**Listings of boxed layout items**
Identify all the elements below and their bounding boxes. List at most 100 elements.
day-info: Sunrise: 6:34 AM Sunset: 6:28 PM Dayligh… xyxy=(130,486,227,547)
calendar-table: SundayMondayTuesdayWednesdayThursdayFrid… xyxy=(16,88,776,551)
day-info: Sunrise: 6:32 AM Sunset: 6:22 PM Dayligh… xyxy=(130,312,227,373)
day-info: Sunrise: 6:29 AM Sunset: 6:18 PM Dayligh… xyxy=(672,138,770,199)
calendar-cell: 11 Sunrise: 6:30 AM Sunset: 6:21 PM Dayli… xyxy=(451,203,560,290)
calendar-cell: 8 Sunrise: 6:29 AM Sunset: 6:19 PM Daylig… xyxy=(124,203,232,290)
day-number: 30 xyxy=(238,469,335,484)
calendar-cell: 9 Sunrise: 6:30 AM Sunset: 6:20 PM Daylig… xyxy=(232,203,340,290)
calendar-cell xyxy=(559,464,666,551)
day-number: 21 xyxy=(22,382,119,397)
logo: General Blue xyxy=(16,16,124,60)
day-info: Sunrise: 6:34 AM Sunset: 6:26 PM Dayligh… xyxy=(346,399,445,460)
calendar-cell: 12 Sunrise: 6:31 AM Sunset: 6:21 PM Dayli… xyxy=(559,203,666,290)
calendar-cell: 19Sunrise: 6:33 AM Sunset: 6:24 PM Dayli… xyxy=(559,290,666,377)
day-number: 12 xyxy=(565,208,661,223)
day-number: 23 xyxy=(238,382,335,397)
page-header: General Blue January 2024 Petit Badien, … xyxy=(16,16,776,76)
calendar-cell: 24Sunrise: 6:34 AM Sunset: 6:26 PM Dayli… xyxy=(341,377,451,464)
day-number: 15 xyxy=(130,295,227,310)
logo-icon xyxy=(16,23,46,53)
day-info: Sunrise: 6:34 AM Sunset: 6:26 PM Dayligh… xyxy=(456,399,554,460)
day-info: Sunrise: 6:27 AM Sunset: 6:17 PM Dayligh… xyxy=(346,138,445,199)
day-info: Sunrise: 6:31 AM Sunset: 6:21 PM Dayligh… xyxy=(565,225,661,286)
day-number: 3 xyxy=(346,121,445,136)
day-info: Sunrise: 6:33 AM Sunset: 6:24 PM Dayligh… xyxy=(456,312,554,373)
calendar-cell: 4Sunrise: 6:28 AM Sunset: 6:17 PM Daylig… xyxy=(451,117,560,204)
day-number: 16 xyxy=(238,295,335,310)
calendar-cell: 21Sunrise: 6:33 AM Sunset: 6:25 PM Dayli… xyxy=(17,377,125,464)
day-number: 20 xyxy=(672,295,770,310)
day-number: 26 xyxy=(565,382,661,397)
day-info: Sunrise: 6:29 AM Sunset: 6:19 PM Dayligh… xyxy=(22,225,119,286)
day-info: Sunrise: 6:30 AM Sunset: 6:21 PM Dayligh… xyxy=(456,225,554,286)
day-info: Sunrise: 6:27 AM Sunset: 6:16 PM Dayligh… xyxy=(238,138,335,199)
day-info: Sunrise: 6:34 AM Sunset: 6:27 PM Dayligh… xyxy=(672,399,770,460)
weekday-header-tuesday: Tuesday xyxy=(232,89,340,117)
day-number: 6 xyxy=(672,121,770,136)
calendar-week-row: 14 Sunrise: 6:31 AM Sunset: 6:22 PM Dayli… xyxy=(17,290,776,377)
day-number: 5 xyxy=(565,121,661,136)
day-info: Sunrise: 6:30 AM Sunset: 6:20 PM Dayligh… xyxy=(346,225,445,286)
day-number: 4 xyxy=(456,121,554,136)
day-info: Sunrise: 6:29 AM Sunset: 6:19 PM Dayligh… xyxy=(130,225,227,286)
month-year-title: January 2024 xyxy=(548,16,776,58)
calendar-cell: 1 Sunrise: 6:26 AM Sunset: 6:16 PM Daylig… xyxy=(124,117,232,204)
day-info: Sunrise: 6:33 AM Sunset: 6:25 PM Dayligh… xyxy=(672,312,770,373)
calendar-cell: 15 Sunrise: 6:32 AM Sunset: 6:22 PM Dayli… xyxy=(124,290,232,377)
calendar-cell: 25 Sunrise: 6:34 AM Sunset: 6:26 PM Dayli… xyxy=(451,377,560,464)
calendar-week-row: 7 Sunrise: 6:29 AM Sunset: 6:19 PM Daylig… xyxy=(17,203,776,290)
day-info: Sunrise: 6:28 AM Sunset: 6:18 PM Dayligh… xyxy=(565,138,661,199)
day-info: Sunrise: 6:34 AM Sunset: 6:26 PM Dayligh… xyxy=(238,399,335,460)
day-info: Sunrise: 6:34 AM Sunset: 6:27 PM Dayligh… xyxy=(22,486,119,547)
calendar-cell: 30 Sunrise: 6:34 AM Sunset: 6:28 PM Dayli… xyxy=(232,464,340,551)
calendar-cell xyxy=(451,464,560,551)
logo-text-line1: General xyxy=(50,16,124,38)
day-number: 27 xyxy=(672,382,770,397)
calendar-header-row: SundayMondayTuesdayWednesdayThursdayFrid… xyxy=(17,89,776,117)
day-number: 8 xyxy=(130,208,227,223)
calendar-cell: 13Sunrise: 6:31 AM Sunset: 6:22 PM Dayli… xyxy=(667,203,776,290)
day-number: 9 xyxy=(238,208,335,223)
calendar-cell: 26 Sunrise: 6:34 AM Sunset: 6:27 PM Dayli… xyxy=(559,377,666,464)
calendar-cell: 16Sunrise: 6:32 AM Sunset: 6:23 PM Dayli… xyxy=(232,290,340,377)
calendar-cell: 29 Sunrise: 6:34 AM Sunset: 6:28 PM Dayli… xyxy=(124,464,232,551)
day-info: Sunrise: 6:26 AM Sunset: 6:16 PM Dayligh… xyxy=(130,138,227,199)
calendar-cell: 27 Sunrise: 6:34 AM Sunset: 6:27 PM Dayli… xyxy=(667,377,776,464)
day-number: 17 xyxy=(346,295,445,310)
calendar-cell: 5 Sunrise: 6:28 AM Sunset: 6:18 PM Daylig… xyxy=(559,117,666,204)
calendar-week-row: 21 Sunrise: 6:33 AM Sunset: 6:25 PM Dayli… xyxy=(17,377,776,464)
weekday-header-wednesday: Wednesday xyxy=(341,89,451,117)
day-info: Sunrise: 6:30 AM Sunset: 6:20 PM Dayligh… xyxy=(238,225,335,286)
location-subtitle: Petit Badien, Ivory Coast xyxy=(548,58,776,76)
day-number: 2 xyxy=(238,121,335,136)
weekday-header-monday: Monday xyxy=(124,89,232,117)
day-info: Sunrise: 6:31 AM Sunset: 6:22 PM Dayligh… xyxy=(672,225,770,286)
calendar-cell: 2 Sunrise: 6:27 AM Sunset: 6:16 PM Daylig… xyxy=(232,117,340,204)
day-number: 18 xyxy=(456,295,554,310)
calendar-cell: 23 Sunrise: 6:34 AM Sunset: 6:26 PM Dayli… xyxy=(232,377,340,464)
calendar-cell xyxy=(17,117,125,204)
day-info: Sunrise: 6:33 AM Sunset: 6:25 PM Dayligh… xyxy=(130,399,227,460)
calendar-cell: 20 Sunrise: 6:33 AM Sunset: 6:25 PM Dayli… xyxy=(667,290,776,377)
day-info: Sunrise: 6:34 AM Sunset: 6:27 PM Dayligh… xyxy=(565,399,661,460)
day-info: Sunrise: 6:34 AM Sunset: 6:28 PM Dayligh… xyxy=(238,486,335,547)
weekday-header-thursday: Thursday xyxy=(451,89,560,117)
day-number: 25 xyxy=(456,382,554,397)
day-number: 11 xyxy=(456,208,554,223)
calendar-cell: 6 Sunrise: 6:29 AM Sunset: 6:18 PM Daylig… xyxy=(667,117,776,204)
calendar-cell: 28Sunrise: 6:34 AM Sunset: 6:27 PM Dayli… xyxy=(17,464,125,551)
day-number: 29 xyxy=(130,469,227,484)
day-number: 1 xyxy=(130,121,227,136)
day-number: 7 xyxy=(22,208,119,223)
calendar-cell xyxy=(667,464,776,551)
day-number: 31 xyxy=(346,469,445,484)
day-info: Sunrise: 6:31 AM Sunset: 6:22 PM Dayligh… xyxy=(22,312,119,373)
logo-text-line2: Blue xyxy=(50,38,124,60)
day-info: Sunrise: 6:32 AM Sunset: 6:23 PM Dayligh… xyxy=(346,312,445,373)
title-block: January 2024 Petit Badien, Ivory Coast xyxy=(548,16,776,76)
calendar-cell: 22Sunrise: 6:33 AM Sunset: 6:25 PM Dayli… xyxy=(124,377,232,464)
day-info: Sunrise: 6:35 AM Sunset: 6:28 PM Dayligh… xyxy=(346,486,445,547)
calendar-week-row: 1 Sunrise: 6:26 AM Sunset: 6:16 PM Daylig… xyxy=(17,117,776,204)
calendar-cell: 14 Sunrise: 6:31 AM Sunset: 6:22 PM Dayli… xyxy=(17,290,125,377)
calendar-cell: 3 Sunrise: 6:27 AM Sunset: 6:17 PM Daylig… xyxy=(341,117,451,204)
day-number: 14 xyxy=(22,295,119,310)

**DIRECTION**
Rewrite the data from its first line through the line holding "day-number: 3 xyxy=(346,121,445,136)", inclusive, replacing every "day-info" with "day-summary" and leaving everything else unchanged.

**TASK RESULT**
Identify all the elements below and their bounding boxes. List at most 100 elements.
day-summary: Sunrise: 6:34 AM Sunset: 6:28 PM Dayligh… xyxy=(130,486,227,547)
calendar-table: SundayMondayTuesdayWednesdayThursdayFrid… xyxy=(16,88,776,551)
day-summary: Sunrise: 6:32 AM Sunset: 6:22 PM Dayligh… xyxy=(130,312,227,373)
day-summary: Sunrise: 6:29 AM Sunset: 6:18 PM Dayligh… xyxy=(672,138,770,199)
calendar-cell: 11 Sunrise: 6:30 AM Sunset: 6:21 PM Dayli… xyxy=(451,203,560,290)
calendar-cell: 8 Sunrise: 6:29 AM Sunset: 6:19 PM Daylig… xyxy=(124,203,232,290)
day-number: 30 xyxy=(238,469,335,484)
calendar-cell: 9 Sunrise: 6:30 AM Sunset: 6:20 PM Daylig… xyxy=(232,203,340,290)
calendar-cell xyxy=(559,464,666,551)
day-number: 21 xyxy=(22,382,119,397)
logo: General Blue xyxy=(16,16,124,60)
day-summary: Sunrise: 6:34 AM Sunset: 6:26 PM Dayligh… xyxy=(346,399,445,460)
calendar-cell: 12 Sunrise: 6:31 AM Sunset: 6:21 PM Dayli… xyxy=(559,203,666,290)
calendar-cell: 19Sunrise: 6:33 AM Sunset: 6:24 PM Dayli… xyxy=(559,290,666,377)
day-number: 12 xyxy=(565,208,661,223)
day-number: 23 xyxy=(238,382,335,397)
page-header: General Blue January 2024 Petit Badien, … xyxy=(16,16,776,76)
calendar-cell: 24Sunrise: 6:34 AM Sunset: 6:26 PM Dayli… xyxy=(341,377,451,464)
day-number: 15 xyxy=(130,295,227,310)
logo-icon xyxy=(16,23,46,53)
day-summary: Sunrise: 6:34 AM Sunset: 6:26 PM Dayligh… xyxy=(456,399,554,460)
day-summary: Sunrise: 6:27 AM Sunset: 6:17 PM Dayligh… xyxy=(346,138,445,199)
day-summary: Sunrise: 6:31 AM Sunset: 6:21 PM Dayligh… xyxy=(565,225,661,286)
day-number: 3 xyxy=(346,121,445,136)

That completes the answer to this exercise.